Directions: Quote the records in full and leave their pictures out.

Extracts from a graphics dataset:
########################################
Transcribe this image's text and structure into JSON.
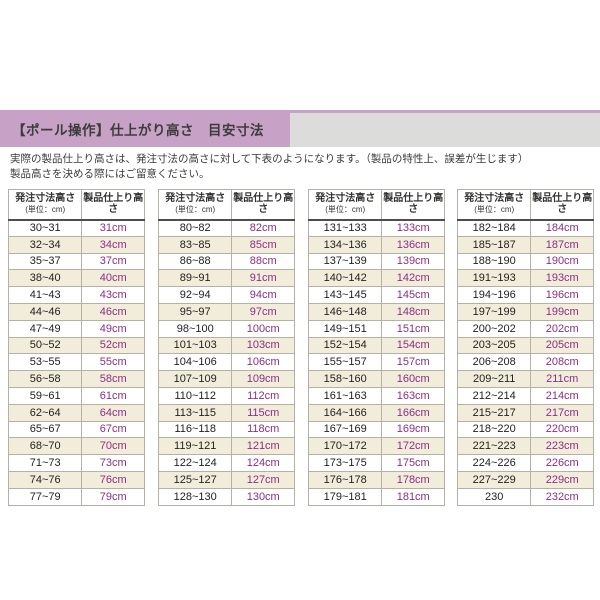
{
  "page": {
    "title": "【ポール操作】仕上がり高さ　目安寸法",
    "note_line1": "実際の製品仕上り高さは、発注寸法の高さに対して下表のようになります。（製品の特性上、誤差が生じます）",
    "note_line2": "製品高さを決める際にはご留意ください。"
  },
  "table_header": {
    "order_height_label": "発注寸法高さ",
    "order_height_unit": "(単位：cm)",
    "product_height_label": "製品仕上り高さ"
  },
  "colors": {
    "title_bar_pink": "#c8a2c6",
    "title_bar_gray": "#dcdcda",
    "row_alt_cream": "#f2ecda",
    "cell_border": "#b5b1a7",
    "value_purple": "#8c2f88"
  },
  "table_left_offsets": [
    8,
    158,
    308,
    457
  ],
  "tables": [
    {
      "rows": [
        [
          "30~31",
          "31cm"
        ],
        [
          "32~34",
          "34cm"
        ],
        [
          "35~37",
          "37cm"
        ],
        [
          "38~40",
          "40cm"
        ],
        [
          "41~43",
          "43cm"
        ],
        [
          "44~46",
          "46cm"
        ],
        [
          "47~49",
          "49cm"
        ],
        [
          "50~52",
          "52cm"
        ],
        [
          "53~55",
          "55cm"
        ],
        [
          "56~58",
          "58cm"
        ],
        [
          "59~61",
          "61cm"
        ],
        [
          "62~64",
          "64cm"
        ],
        [
          "65~67",
          "67cm"
        ],
        [
          "68~70",
          "70cm"
        ],
        [
          "71~73",
          "73cm"
        ],
        [
          "74~76",
          "76cm"
        ],
        [
          "77~79",
          "79cm"
        ]
      ]
    },
    {
      "rows": [
        [
          "80~82",
          "82cm"
        ],
        [
          "83~85",
          "85cm"
        ],
        [
          "86~88",
          "88cm"
        ],
        [
          "89~91",
          "91cm"
        ],
        [
          "92~94",
          "94cm"
        ],
        [
          "95~97",
          "97cm"
        ],
        [
          "98~100",
          "100cm"
        ],
        [
          "101~103",
          "103cm"
        ],
        [
          "104~106",
          "106cm"
        ],
        [
          "107~109",
          "109cm"
        ],
        [
          "110~112",
          "112cm"
        ],
        [
          "113~115",
          "115cm"
        ],
        [
          "116~118",
          "118cm"
        ],
        [
          "119~121",
          "121cm"
        ],
        [
          "122~124",
          "124cm"
        ],
        [
          "125~127",
          "127cm"
        ],
        [
          "128~130",
          "130cm"
        ]
      ]
    },
    {
      "rows": [
        [
          "131~133",
          "133cm"
        ],
        [
          "134~136",
          "136cm"
        ],
        [
          "137~139",
          "139cm"
        ],
        [
          "140~142",
          "142cm"
        ],
        [
          "143~145",
          "145cm"
        ],
        [
          "146~148",
          "148cm"
        ],
        [
          "149~151",
          "151cm"
        ],
        [
          "152~154",
          "154cm"
        ],
        [
          "155~157",
          "157cm"
        ],
        [
          "158~160",
          "160cm"
        ],
        [
          "161~163",
          "163cm"
        ],
        [
          "164~166",
          "166cm"
        ],
        [
          "167~169",
          "169cm"
        ],
        [
          "170~172",
          "172cm"
        ],
        [
          "173~175",
          "175cm"
        ],
        [
          "176~178",
          "178cm"
        ],
        [
          "179~181",
          "181cm"
        ]
      ]
    },
    {
      "rows": [
        [
          "182~184",
          "184cm"
        ],
        [
          "185~187",
          "187cm"
        ],
        [
          "188~190",
          "190cm"
        ],
        [
          "191~193",
          "193cm"
        ],
        [
          "194~196",
          "196cm"
        ],
        [
          "197~199",
          "199cm"
        ],
        [
          "200~202",
          "202cm"
        ],
        [
          "203~205",
          "205cm"
        ],
        [
          "206~208",
          "208cm"
        ],
        [
          "209~211",
          "211cm"
        ],
        [
          "212~214",
          "214cm"
        ],
        [
          "215~217",
          "217cm"
        ],
        [
          "218~220",
          "220cm"
        ],
        [
          "221~223",
          "223cm"
        ],
        [
          "224~226",
          "226cm"
        ],
        [
          "227~229",
          "229cm"
        ],
        [
          "230",
          "232cm"
        ]
      ]
    }
  ]
}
########################################
Finished exercise:
Transcribe this image's text and structure into JSON.
{
  "page": {
    "title": "【ポール操作】仕上がり高さ　目安寸法",
    "note_line1": "実際の製品仕上り高さは、発注寸法の高さに対して下表のようになります。（製品の特性上、誤差が生じます）",
    "note_line2": "製品高さを決める際にはご留意ください。"
  },
  "table_header": {
    "order_height_label": "発注寸法高さ",
    "order_height_unit": "(単位：cm)",
    "product_height_label": "製品仕上り高さ"
  },
  "colors": {
    "title_bar_pink": "#c8a2c6",
    "title_bar_gray": "#dcdcda",
    "row_alt_cream": "#f2ecda",
    "cell_border": "#b5b1a7",
    "value_purple": "#8c2f88"
  },
  "table_left_offsets": [
    8,
    158,
    308,
    457
  ],
  "tables": [
    {
      "rows": [
        [
          "30~31",
          "31cm"
        ],
        [
          "32~34",
          "34cm"
        ],
        [
          "35~37",
          "37cm"
        ],
        [
          "38~40",
          "40cm"
        ],
        [
          "41~43",
          "43cm"
        ],
        [
          "44~46",
          "46cm"
        ],
        [
          "47~49",
          "49cm"
        ],
        [
          "50~52",
          "52cm"
        ],
        [
          "53~55",
          "55cm"
        ],
        [
          "56~58",
          "58cm"
        ],
        [
          "59~61",
          "61cm"
        ],
        [
          "62~64",
          "64cm"
        ],
        [
          "65~67",
          "67cm"
        ],
        [
          "68~70",
          "70cm"
        ],
        [
          "71~73",
          "73cm"
        ],
        [
          "74~76",
          "76cm"
        ],
        [
          "77~79",
          "79cm"
        ]
      ]
    },
    {
      "rows": [
        [
          "80~82",
          "82cm"
        ],
        [
          "83~85",
          "85cm"
        ],
        [
          "86~88",
          "88cm"
        ],
        [
          "89~91",
          "91cm"
        ],
        [
          "92~94",
          "94cm"
        ],
        [
          "95~97",
          "97cm"
        ],
        [
          "98~100",
          "100cm"
        ],
        [
          "101~103",
          "103cm"
        ],
        [
          "104~106",
          "106cm"
        ],
        [
          "107~109",
          "109cm"
        ],
        [
          "110~112",
          "112cm"
        ],
        [
          "113~115",
          "115cm"
        ],
        [
          "116~118",
          "118cm"
        ],
        [
          "119~121",
          "121cm"
        ],
        [
          "122~124",
          "124cm"
        ],
        [
          "125~127",
          "127cm"
        ],
        [
          "128~130",
          "130cm"
        ]
      ]
    },
    {
      "rows": [
        [
          "131~133",
          "133cm"
        ],
        [
          "134~136",
          "136cm"
        ],
        [
          "137~139",
          "139cm"
        ],
        [
          "140~142",
          "142cm"
        ],
        [
          "143~145",
          "145cm"
        ],
        [
          "146~148",
          "148cm"
        ],
        [
          "149~151",
          "151cm"
        ],
        [
          "152~154",
          "154cm"
        ],
        [
          "155~157",
          "157cm"
        ],
        [
          "158~160",
          "160cm"
        ],
        [
          "161~163",
          "163cm"
        ],
        [
          "164~166",
          "166cm"
        ],
        [
          "167~169",
          "169cm"
        ],
        [
          "170~172",
          "172cm"
        ],
        [
          "173~175",
          "175cm"
        ],
        [
          "176~178",
          "178cm"
        ],
        [
          "179~181",
          "181cm"
        ]
      ]
    },
    {
      "rows": [
        [
          "182~184",
          "184cm"
        ],
        [
          "185~187",
          "187cm"
        ],
        [
          "188~190",
          "190cm"
        ],
        [
          "191~193",
          "193cm"
        ],
        [
          "194~196",
          "196cm"
        ],
        [
          "197~199",
          "199cm"
        ],
        [
          "200~202",
          "202cm"
        ],
        [
          "203~205",
          "205cm"
        ],
        [
          "206~208",
          "208cm"
        ],
        [
          "209~211",
          "211cm"
        ],
        [
          "212~214",
          "214cm"
        ],
        [
          "215~217",
          "217cm"
        ],
        [
          "218~220",
          "220cm"
        ],
        [
          "221~223",
          "223cm"
        ],
        [
          "224~226",
          "226cm"
        ],
        [
          "227~229",
          "229cm"
        ],
        [
          "230",
          "232cm"
        ]
      ]
    }
  ]
}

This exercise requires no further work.